■ What is required: The records below must be transcribed exactly. Do not include the pictures.

[Data items]
================

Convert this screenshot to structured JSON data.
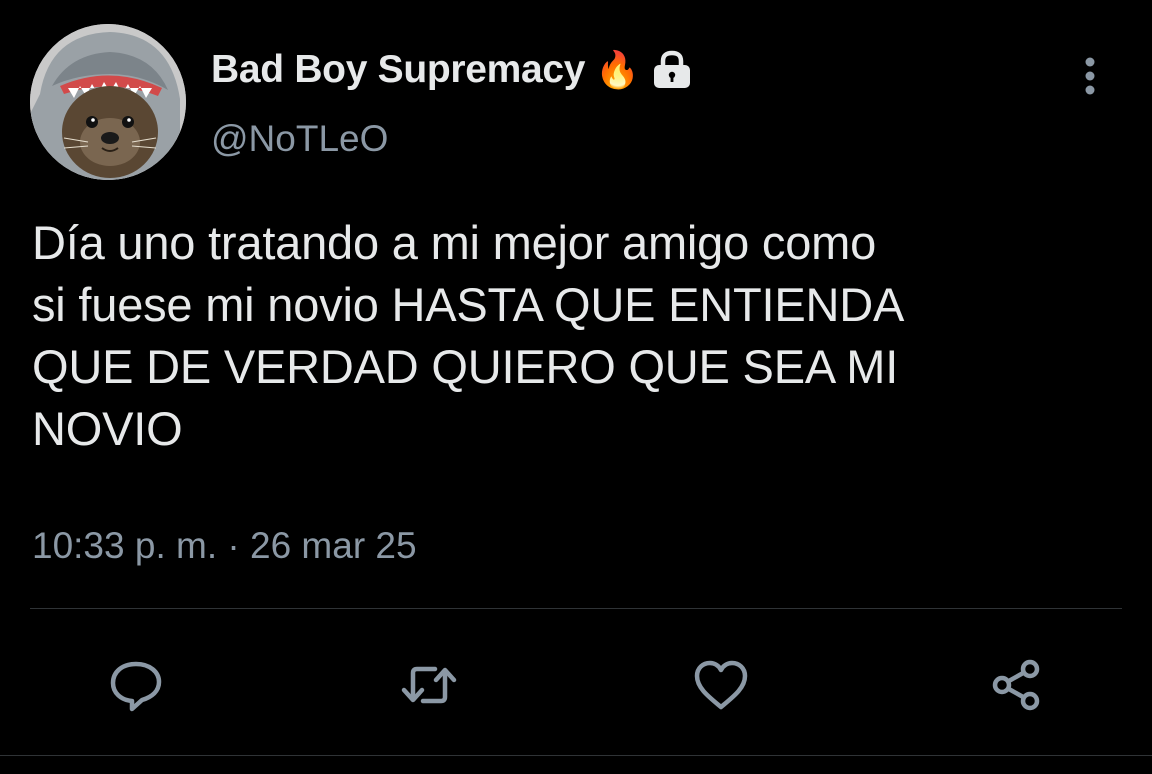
{
  "author": {
    "display_name": "Bad Boy Supremacy",
    "name_emoji": "🔥",
    "handle": "@NoTLeO",
    "protected_icon": "lock-icon",
    "avatar_description_icon": "otter-shark-hood-avatar"
  },
  "tweet": {
    "text": "Día uno tratando a mi mejor amigo como\nsi fuese mi novio HASTA QUE ENTIENDA\nQUE DE VERDAD QUIERO QUE SEA MI\nNOVIO",
    "time": "10:33 p. m.",
    "separator": "·",
    "date": "26 mar 25"
  },
  "actions": [
    {
      "name": "reply",
      "icon": "reply-icon"
    },
    {
      "name": "retweet",
      "icon": "retweet-icon"
    },
    {
      "name": "like",
      "icon": "heart-icon"
    },
    {
      "name": "share",
      "icon": "share-icon"
    }
  ],
  "colors": {
    "background": "#000000",
    "primary_text": "#e7e9ea",
    "secondary_text": "#8b98a5",
    "divider": "#2f3336",
    "icon": "#8b98a5"
  }
}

================

■ Response for this exercise:
Convert this screenshot to structured JSON data.
{
  "author": {
    "display_name": "Bad Boy Supremacy",
    "name_emoji": "🔥",
    "handle": "@NoTLeO",
    "protected_icon": "lock-icon",
    "avatar_description_icon": "otter-shark-hood-avatar"
  },
  "tweet": {
    "text": "Día uno tratando a mi mejor amigo como\nsi fuese mi novio HASTA QUE ENTIENDA\nQUE DE VERDAD QUIERO QUE SEA MI\nNOVIO",
    "time": "10:33 p. m.",
    "separator": "·",
    "date": "26 mar 25"
  },
  "actions": [
    {
      "name": "reply",
      "icon": "reply-icon"
    },
    {
      "name": "retweet",
      "icon": "retweet-icon"
    },
    {
      "name": "like",
      "icon": "heart-icon"
    },
    {
      "name": "share",
      "icon": "share-icon"
    }
  ],
  "colors": {
    "background": "#000000",
    "primary_text": "#e7e9ea",
    "secondary_text": "#8b98a5",
    "divider": "#2f3336",
    "icon": "#8b98a5"
  }
}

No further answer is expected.